=== Your objective ===
Report all lines holding "word".

=== Exercise material ===
::::::::::
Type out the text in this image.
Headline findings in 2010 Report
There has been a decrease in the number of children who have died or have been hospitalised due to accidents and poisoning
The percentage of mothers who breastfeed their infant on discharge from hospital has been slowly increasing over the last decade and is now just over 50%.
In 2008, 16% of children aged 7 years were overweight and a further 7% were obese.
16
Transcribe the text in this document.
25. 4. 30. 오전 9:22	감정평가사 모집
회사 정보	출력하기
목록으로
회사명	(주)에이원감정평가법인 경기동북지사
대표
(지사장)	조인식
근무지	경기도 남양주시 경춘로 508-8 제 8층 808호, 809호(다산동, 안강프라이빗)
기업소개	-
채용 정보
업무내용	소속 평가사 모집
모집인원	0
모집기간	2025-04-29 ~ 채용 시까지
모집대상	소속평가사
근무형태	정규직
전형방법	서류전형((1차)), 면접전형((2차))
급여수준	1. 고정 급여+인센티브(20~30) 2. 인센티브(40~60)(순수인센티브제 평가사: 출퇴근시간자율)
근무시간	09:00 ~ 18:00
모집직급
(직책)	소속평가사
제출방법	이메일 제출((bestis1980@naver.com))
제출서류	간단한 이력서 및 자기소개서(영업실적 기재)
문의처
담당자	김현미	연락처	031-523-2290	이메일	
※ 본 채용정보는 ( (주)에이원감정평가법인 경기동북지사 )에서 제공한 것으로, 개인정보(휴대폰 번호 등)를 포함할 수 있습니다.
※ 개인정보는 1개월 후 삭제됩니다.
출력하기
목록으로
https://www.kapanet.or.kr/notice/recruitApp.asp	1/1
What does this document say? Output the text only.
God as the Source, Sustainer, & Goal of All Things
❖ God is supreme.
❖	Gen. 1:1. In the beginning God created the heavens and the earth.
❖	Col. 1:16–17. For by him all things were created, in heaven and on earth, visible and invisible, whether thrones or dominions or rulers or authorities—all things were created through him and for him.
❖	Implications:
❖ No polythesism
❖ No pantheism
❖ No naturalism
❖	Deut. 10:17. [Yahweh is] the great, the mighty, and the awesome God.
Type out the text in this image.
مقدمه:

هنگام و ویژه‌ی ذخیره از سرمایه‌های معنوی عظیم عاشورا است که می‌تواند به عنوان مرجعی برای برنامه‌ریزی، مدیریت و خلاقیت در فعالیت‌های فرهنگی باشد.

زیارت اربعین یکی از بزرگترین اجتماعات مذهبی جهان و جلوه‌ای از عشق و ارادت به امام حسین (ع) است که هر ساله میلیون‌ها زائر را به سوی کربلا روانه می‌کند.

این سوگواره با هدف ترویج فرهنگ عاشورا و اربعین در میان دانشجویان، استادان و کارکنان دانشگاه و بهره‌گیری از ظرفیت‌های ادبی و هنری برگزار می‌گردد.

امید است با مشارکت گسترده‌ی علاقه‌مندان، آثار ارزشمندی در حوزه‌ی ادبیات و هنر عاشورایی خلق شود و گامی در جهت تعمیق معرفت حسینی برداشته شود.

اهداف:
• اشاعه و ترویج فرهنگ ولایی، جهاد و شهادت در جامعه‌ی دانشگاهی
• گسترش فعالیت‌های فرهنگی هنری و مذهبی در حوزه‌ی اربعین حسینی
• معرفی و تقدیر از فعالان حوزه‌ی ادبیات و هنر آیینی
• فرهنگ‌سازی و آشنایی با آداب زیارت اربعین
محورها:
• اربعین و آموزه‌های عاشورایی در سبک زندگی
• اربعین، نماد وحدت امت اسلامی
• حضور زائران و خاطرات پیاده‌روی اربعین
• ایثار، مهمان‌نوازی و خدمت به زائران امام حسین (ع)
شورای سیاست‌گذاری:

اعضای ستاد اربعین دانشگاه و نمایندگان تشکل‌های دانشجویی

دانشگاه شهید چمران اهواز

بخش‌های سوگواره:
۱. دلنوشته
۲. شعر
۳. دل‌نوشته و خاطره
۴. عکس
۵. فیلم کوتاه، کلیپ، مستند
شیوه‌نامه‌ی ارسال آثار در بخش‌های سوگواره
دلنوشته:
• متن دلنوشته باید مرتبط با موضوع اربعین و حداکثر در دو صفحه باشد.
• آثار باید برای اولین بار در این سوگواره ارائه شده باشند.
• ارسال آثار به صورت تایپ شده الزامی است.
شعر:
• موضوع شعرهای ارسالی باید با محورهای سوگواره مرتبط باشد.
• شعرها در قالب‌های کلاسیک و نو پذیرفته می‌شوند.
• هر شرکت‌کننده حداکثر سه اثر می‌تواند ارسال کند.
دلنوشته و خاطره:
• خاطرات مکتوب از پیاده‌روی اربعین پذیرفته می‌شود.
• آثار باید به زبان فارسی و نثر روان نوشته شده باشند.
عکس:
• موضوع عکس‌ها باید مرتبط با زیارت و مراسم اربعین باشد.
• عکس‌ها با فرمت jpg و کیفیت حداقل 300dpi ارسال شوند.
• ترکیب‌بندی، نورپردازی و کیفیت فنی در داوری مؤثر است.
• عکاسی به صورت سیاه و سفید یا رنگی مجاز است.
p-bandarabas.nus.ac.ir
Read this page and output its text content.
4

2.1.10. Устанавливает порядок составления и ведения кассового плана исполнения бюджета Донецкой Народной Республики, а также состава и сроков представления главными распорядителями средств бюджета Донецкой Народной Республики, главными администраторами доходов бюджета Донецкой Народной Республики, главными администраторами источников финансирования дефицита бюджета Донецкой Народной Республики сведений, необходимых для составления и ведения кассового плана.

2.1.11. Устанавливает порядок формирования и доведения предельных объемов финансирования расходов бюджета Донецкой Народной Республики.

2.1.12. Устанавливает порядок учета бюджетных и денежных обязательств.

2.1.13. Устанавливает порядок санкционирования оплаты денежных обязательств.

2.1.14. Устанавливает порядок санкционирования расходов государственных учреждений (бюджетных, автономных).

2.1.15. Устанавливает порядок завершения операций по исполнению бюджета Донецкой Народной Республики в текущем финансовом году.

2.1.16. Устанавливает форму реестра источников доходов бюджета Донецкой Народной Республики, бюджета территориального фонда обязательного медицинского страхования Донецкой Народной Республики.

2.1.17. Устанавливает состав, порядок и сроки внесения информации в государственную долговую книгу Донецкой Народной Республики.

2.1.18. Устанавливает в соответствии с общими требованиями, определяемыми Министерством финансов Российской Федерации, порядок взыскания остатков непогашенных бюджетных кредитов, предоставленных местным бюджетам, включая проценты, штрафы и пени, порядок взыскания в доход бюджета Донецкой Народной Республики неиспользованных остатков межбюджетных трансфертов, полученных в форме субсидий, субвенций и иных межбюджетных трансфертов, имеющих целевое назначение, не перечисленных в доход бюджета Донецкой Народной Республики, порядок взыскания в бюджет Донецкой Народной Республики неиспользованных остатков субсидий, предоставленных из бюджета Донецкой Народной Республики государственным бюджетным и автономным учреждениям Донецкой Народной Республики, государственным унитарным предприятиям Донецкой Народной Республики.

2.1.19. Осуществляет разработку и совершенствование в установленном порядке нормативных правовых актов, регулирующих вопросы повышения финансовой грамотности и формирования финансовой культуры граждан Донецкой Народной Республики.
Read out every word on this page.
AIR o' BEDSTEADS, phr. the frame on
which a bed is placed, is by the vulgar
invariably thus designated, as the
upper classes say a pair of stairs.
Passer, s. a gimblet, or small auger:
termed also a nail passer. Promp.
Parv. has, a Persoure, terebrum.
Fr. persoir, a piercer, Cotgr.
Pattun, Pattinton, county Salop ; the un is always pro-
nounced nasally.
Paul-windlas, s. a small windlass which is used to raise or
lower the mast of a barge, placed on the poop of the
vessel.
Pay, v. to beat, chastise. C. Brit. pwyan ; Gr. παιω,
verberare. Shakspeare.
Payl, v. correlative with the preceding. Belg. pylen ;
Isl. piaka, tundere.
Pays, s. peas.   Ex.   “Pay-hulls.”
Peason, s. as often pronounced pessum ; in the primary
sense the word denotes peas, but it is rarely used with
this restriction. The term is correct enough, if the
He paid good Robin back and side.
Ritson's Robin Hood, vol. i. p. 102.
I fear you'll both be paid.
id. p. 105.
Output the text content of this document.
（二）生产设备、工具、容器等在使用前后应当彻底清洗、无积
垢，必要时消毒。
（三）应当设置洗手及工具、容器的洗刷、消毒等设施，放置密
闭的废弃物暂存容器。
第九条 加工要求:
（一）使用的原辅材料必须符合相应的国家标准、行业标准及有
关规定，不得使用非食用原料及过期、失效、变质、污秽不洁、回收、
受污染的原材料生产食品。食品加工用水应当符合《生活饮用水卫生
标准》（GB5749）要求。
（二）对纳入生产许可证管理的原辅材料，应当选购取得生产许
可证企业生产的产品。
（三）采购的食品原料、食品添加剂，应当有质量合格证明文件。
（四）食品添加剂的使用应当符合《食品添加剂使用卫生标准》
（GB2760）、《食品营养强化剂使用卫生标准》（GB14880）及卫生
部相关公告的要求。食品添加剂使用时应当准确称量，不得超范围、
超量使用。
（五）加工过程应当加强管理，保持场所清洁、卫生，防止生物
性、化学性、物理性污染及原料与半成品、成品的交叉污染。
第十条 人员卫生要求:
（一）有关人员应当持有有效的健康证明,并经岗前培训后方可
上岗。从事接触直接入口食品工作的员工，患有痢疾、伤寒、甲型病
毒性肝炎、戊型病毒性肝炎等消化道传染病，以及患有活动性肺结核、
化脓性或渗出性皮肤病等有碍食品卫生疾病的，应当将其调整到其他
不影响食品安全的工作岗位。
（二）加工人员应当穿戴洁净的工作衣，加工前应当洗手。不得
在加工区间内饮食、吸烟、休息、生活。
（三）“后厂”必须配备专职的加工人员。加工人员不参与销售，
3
::::::::::
=== Output ===
Read out every word on this page.
sense the word denotes peas, but it is rarely used with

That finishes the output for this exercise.